GOALS:
1. In the software testing article below, what does Cross-Branch Testing use as a model?
2. Continue the software testing article below, starting after its last sentence.

Start of EXTRACT

Metamorphic Testing by Hillel Wayne
gives great examples of the technique and links some academic papers, if you're
into that. Unfortunately, it does not link Cross-Branch Testing,
also by Hillel Wayne, about a method that could be considered snapshot testing,
model-based testing, property testing and metamorphic testing all at once! In
short, the idea consists in using another git branch as a model and checking the
property thing(X) == thing_from_another_branch(X)
. Kind of like a snapshot!
Weird Tests#
Surely this can't be the only term used for these kinds of tests, but Use weird tests to capture tacit knowledge uses it and so will I.
Weird tests test things you wish were true in your codebase, but are not enforced by any other tooling. matklad explains it better than I could in Basic Things -- Not Rocket Science Rule:
Maintain a well-defined set of automated checks that pass on the main branch at all times. If you don’t want large blobs in git repository, write a test rejecting large git objects and run that right before updating the main branch. No merge commits on feature branches? Write a test which fails with a pageful of Git self-help if one is detected. Want to wrap .md at 80 columns? Write a test :)
It is perhaps worth you while to re-read the original post: https://graydon2.dreamwidth.org/1597.html
This mindset of monotonically growing set of properties that are true about the codebase is incredibly powerful. You start seeing code as temporary, fluid thing that can always be changed relatively cheaply, and the accumulated set of automated tests as the real value of the project.
Note: matklad calls "weird tests" the "not rocket science rule", but I don't get the impression these are the same things from the original NRSR post? I'll continue calling them weird tests :)
These are a great way of "documenting" processes and standards in a given project! It helps both new team members and veterans that may have forgotten a thing or two.
As a side note, I think running linters and format-checkers could be considered "weird tests" as well. These are standard practice, why not make your own lints as well?
Formal Methods#
So you like property testing, but worry that the random test cases might miss something? Why not mathematically prove those properties instead, then? Formal methods allow us to verify properties for all inputs, without actually running the program! A lot of effort has been put into making this kind of technique more mainstream, but it hasn't really catched on, unfortunately.
One way of writing these proofs is with languages that implement
dependent typing, like Coq, Agda, Idris and Kind.

End of EXTRACT
Start of GIVEN ENTRIES

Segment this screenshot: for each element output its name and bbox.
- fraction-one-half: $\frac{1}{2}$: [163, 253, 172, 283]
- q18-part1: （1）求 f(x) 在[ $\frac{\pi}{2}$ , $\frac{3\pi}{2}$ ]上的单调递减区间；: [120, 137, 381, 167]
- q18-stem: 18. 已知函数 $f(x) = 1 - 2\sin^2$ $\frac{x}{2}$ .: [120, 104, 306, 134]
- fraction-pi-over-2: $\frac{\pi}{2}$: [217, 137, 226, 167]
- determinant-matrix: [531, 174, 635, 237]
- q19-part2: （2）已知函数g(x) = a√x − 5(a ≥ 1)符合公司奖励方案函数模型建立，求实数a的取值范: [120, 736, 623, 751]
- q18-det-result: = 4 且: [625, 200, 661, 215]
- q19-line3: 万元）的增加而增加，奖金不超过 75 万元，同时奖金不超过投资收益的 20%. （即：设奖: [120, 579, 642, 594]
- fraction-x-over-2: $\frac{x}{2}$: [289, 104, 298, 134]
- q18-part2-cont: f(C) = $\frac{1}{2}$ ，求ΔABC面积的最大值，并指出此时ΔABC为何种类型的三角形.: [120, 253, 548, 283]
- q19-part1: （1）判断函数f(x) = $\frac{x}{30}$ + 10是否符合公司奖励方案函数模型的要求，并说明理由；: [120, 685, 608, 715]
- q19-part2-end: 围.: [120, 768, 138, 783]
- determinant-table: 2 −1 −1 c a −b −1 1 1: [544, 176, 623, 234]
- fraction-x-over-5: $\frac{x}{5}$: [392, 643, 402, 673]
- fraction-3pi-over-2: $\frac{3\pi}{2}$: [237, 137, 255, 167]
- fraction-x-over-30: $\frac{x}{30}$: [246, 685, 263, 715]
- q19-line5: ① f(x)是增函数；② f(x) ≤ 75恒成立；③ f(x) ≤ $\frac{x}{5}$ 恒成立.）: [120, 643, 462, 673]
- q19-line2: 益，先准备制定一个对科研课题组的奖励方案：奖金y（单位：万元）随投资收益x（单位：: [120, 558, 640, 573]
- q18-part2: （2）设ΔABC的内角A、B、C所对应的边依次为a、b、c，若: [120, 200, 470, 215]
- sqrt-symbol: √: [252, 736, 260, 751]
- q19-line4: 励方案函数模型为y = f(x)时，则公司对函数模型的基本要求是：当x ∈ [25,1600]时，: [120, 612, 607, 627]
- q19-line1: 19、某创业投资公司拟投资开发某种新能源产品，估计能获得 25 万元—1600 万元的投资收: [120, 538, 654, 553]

End of GIVEN ENTRIES

ANSWERS PER TASK:
1. Another git branch.

2.
Types in these languages can encode proofs, so in some cases you don't even need
to write a test, instead choosing to return a type that proves the test would
pass (if it doesn't pass, it doesn't compile!). A big barrier to entry for
dependent typing is that you need to use these very specific languages to get
the benefit, you can't just go get
a "dependent types library" to start using
it in a Go application that already exists, you have to write that application
from scratch in Agda or something. Kind1 actually compiled
to JS, so you could make it work for some real-life applications, but this seems
to not be the case in the current version of Kind. I guess Kind compiles to C,
so you should be able to embed it in other stuff, but few people bother.
Another kind of formal method are SMT Solvers, such as the Z3 Theorem Prover, used by Dafny. In Dafny, you can specify preconditions, postconditions, loop invariants and more, then given enough information the compiler will automatically prove the constraints for you, or give a counter-example. I haven't used SMT solvers myself, so I can't say much here, but I think the overall idea is pretty cool. Again, though, the code you want to prove needs to be written in Dafny if you want to prove things with it, even if it does compile to a bunch of languages (currently C#, Go, Python, Java and JavaScript).
Should You Really Write That Test?#
Hopefully I've shown you some new and shiny testing techniques in this post and you're now eager to try them all, get 100% coverage on every git repo you've ever touched and spend the next few years fixing all those bugs you've found!
Calm down there, I don't hope that at all. In fact, I like the takes by Brandon Smith in Thoughts on Testing. As highlighted in the post, tests have to be maintained just like the rest of the code in your codebase. It can be easy to add tests for the sake of adding them, but this can do more harm than good. Tests that just mirror the implementation, for example, can end up needing a lot of maintenance without adding much benefit at all.
Another good post is Testing on the Toilet: Testing State vs. Testing Interactions on the Google Testing Blog. The second test in it is an example of a test that can give a false sense of security because even though the code is technically tested, an incorrect implementation would still pass.
Test Scoping#
It's common to restrict the scope of what you're testing by replacing dependencies with fakes, stubs or mocks.
As supported by Thoughts on Testing and (again) How to Test, tests with a really small scope (many unit tests fall into this category) tend to test very little, but the amount of tests you write is large, increasing maintenance burden while providing less security and confidence in the code. A good idea seems to be Testing at the boundaries, alongside Testing Features, Not Code. This keeps the implementation flexible and the public API more rigid.
Some people will argue for the complete opposite side of the discussion and defend unit tests that mock everything, but I am not one of them, you'll have to find the resources for this on your own.
Conclusion#
The main takeaway of this article is that you should read How to Test and other posts by matklad – highly recommend Basic Things as well.
Aside from that, we've discussed testing techniques that require a test oracle, like example-based, snapshot and model-based testing; as well as techniques that don't, such as property, metamorphic and cross-branch testing.
These are good methods to apply to test the behavior of code, but you can test properties of the code itself as well! Like custom linters, weird tests verify that everyone is following a convention, or hasn't forgotten to add a thing where it needs to be added, or didn't commit a typo in the docs, etc etc. These tests can aid in knowledge distribution (if you break a test, it may specify the way to fix it) and eases cognitive load (the tests can remind you of how to do things).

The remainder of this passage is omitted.